Problem → Transcribe the entries exactly; images are not part of the copy.

Collected data entries →
◆ ◆ ◆ ◆ ◆

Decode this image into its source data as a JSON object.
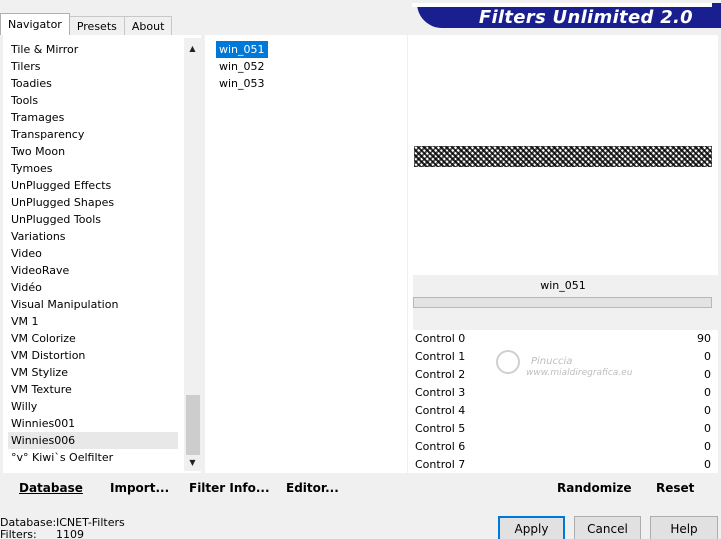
{
  "tabs": [
    {
      "label": "Navigator",
      "active": true
    },
    {
      "label": "Presets",
      "active": false
    },
    {
      "label": "About",
      "active": false
    }
  ],
  "banner": {
    "title": "Filters Unlimited 2.0",
    "color": "#1a1f8f"
  },
  "categories": {
    "items": [
      "Tile & Mirror",
      "Tilers",
      "Toadies",
      "Tools",
      "Tramages",
      "Transparency",
      "Two Moon",
      "Tymoes",
      "UnPlugged Effects",
      "UnPlugged Shapes",
      "UnPlugged Tools",
      "Variations",
      "Video",
      "VideoRave",
      "Vidéo",
      "Visual Manipulation",
      "VM 1",
      "VM Colorize",
      "VM Distortion",
      "VM Stylize",
      "VM Texture",
      "Willy",
      "Winnies001",
      "Winnies006",
      "°v° Kiwi`s Oelfilter"
    ],
    "selected": "Winnies006"
  },
  "filters": {
    "items": [
      "win_051",
      "win_052",
      "win_053"
    ],
    "selected": "win_051"
  },
  "preview": {
    "filter_name": "win_051",
    "controls": [
      {
        "label": "Control 0",
        "value": "90"
      },
      {
        "label": "Control 1",
        "value": "0"
      },
      {
        "label": "Control 2",
        "value": "0"
      },
      {
        "label": "Control 3",
        "value": "0"
      },
      {
        "label": "Control 4",
        "value": "0"
      },
      {
        "label": "Control 5",
        "value": "0"
      },
      {
        "label": "Control 6",
        "value": "0"
      },
      {
        "label": "Control 7",
        "value": "0"
      }
    ],
    "watermark": {
      "line1": "Pinuccia",
      "line2": "www.mialdiregrafica.eu"
    }
  },
  "toolbar": {
    "database": "Database",
    "import": "Import...",
    "filter_info": "Filter Info...",
    "editor": "Editor...",
    "randomize": "Randomize",
    "reset": "Reset"
  },
  "status": {
    "database_key": "Database:",
    "database_value": "ICNET-Filters",
    "filters_key": "Filters:",
    "filters_value": "1109"
  },
  "dialog": {
    "apply": "Apply",
    "cancel": "Cancel",
    "help": "Help"
  },
  "colors": {
    "selection": "#0078d7",
    "panel_bg": "#f0f0f0"
  }
}
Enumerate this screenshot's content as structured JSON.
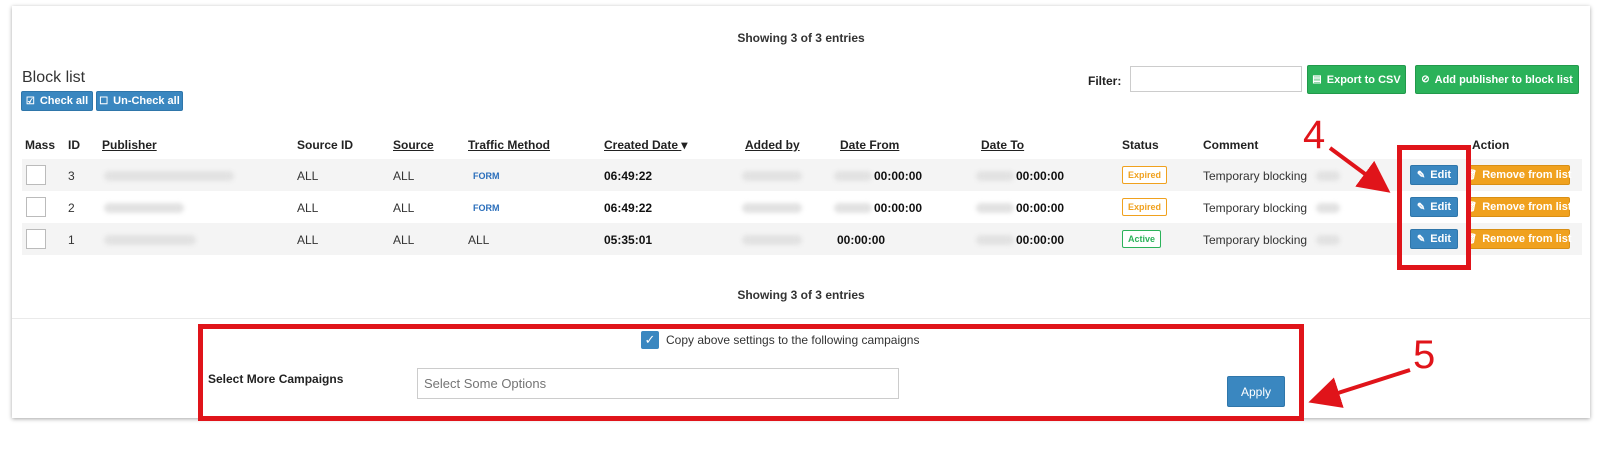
{
  "showing_top": "Showing 3 of 3 entries",
  "showing_bottom": "Showing 3 of 3 entries",
  "title": "Block list",
  "check_all": "Check all",
  "uncheck_all": "Un-Check all",
  "filter_label": "Filter:",
  "filter_value": "",
  "export_csv": "Export to CSV",
  "add_publisher": "Add publisher to block list",
  "columns": {
    "mass": "Mass",
    "id": "ID",
    "publisher": "Publisher",
    "source_id": "Source ID",
    "source": "Source",
    "traffic_method": "Traffic Method",
    "created_date": "Created Date",
    "sort_arrow": "▾",
    "added_by": "Added by",
    "date_from": "Date From",
    "date_to": "Date To",
    "status": "Status",
    "comment": "Comment",
    "action": "Action"
  },
  "rows": [
    {
      "id": "3",
      "source_id": "ALL",
      "source": "ALL",
      "traffic_method": "FORM",
      "created_time": "06:49:22",
      "date_from": "00:00:00",
      "date_to": "00:00:00",
      "status": "Expired",
      "comment": "Temporary blocking",
      "edit": "Edit",
      "remove": "Remove from list"
    },
    {
      "id": "2",
      "source_id": "ALL",
      "source": "ALL",
      "traffic_method": "FORM",
      "created_time": "06:49:22",
      "date_from": "00:00:00",
      "date_to": "00:00:00",
      "status": "Expired",
      "comment": "Temporary blocking",
      "edit": "Edit",
      "remove": "Remove from list"
    },
    {
      "id": "1",
      "source_id": "ALL",
      "source": "ALL",
      "traffic_method": "ALL",
      "created_time": "05:35:01",
      "date_from": "00:00:00",
      "date_to": "00:00:00",
      "status": "Active",
      "comment": "Temporary blocking",
      "edit": "Edit",
      "remove": "Remove from list"
    }
  ],
  "copy_settings_label": "Copy above settings to the following campaigns",
  "copy_settings_checked": true,
  "select_more_label": "Select More Campaigns",
  "select_placeholder": "Select Some Options",
  "apply": "Apply",
  "callout_4": "4",
  "callout_5": "5",
  "colors": {
    "blue": "#3a87c0",
    "green": "#2bb25a",
    "orange": "#f0a11e",
    "red_annotation": "#e0141a"
  },
  "icons": {
    "check_all": "check-square-icon",
    "uncheck_all": "square-icon",
    "export": "file-excel-icon",
    "add": "ban-icon",
    "edit": "edit-icon",
    "remove": "trash-icon"
  }
}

◆ ◆ ◆ ◆ ◆

Finished exercise →
Decode this image into its source data as a JSON object.
{
  "tabs": [
    {
      "label": "Navigator",
      "active": true
    },
    {
      "label": "Presets",
      "active": false
    },
    {
      "label": "About",
      "active": false
    }
  ],
  "banner": {
    "title": "Filters Unlimited 2.0",
    "color": "#1a1f8f"
  },
  "categories": {
    "items": [
      "Tile & Mirror",
      "Tilers",
      "Toadies",
      "Tools",
      "Tramages",
      "Transparency",
      "Two Moon",
      "Tymoes",
      "UnPlugged Effects",
      "UnPlugged Shapes",
      "UnPlugged Tools",
      "Variations",
      "Video",
      "VideoRave",
      "Vidéo",
      "Visual Manipulation",
      "VM 1",
      "VM Colorize",
      "VM Distortion",
      "VM Stylize",
      "VM Texture",
      "Willy",
      "Winnies001",
      "Winnies006",
      "°v° Kiwi`s Oelfilter"
    ],
    "selected": "Winnies006"
  },
  "filters": {
    "items": [
      "win_051",
      "win_052",
      "win_053"
    ],
    "selected": "win_051"
  },
  "preview": {
    "filter_name": "win_051",
    "controls": [
      {
        "label": "Control 0",
        "value": "90"
      },
      {
        "label": "Control 1",
        "value": "0"
      },
      {
        "label": "Control 2",
        "value": "0"
      },
      {
        "label": "Control 3",
        "value": "0"
      },
      {
        "label": "Control 4",
        "value": "0"
      },
      {
        "label": "Control 5",
        "value": "0"
      },
      {
        "label": "Control 6",
        "value": "0"
      },
      {
        "label": "Control 7",
        "value": "0"
      }
    ],
    "watermark": {
      "line1": "Pinuccia",
      "line2": "www.mialdiregrafica.eu"
    }
  },
  "toolbar": {
    "database": "Database",
    "import": "Import...",
    "filter_info": "Filter Info...",
    "editor": "Editor...",
    "randomize": "Randomize",
    "reset": "Reset"
  },
  "status": {
    "database_key": "Database:",
    "database_value": "ICNET-Filters",
    "filters_key": "Filters:",
    "filters_value": "1109"
  },
  "dialog": {
    "apply": "Apply",
    "cancel": "Cancel",
    "help": "Help"
  },
  "colors": {
    "selection": "#0078d7",
    "panel_bg": "#f0f0f0"
  }
}
Enumerate this screenshot's content as structured JSON.
{
  "showing_top": "Showing 3 of 3 entries",
  "showing_bottom": "Showing 3 of 3 entries",
  "title": "Block list",
  "check_all": "Check all",
  "uncheck_all": "Un-Check all",
  "filter_label": "Filter:",
  "filter_value": "",
  "export_csv": "Export to CSV",
  "add_publisher": "Add publisher to block list",
  "columns": {
    "mass": "Mass",
    "id": "ID",
    "publisher": "Publisher",
    "source_id": "Source ID",
    "source": "Source",
    "traffic_method": "Traffic Method",
    "created_date": "Created Date",
    "sort_arrow": "▾",
    "added_by": "Added by",
    "date_from": "Date From",
    "date_to": "Date To",
    "status": "Status",
    "comment": "Comment",
    "action": "Action"
  },
  "rows": [
    {
      "id": "3",
      "source_id": "ALL",
      "source": "ALL",
      "traffic_method": "FORM",
      "created_time": "06:49:22",
      "date_from": "00:00:00",
      "date_to": "00:00:00",
      "status": "Expired",
      "comment": "Temporary blocking",
      "edit": "Edit",
      "remove": "Remove from list"
    },
    {
      "id": "2",
      "source_id": "ALL",
      "source": "ALL",
      "traffic_method": "FORM",
      "created_time": "06:49:22",
      "date_from": "00:00:00",
      "date_to": "00:00:00",
      "status": "Expired",
      "comment": "Temporary blocking",
      "edit": "Edit",
      "remove": "Remove from list"
    },
    {
      "id": "1",
      "source_id": "ALL",
      "source": "ALL",
      "traffic_method": "ALL",
      "created_time": "05:35:01",
      "date_from": "00:00:00",
      "date_to": "00:00:00",
      "status": "Active",
      "comment": "Temporary blocking",
      "edit": "Edit",
      "remove": "Remove from list"
    }
  ],
  "copy_settings_label": "Copy above settings to the following campaigns",
  "copy_settings_checked": true,
  "select_more_label": "Select More Campaigns",
  "select_placeholder": "Select Some Options",
  "apply": "Apply",
  "callout_4": "4",
  "callout_5": "5",
  "colors": {
    "blue": "#3a87c0",
    "green": "#2bb25a",
    "orange": "#f0a11e",
    "red_annotation": "#e0141a"
  },
  "icons": {
    "check_all": "check-square-icon",
    "uncheck_all": "square-icon",
    "export": "file-excel-icon",
    "add": "ban-icon",
    "edit": "edit-icon",
    "remove": "trash-icon"
  }
}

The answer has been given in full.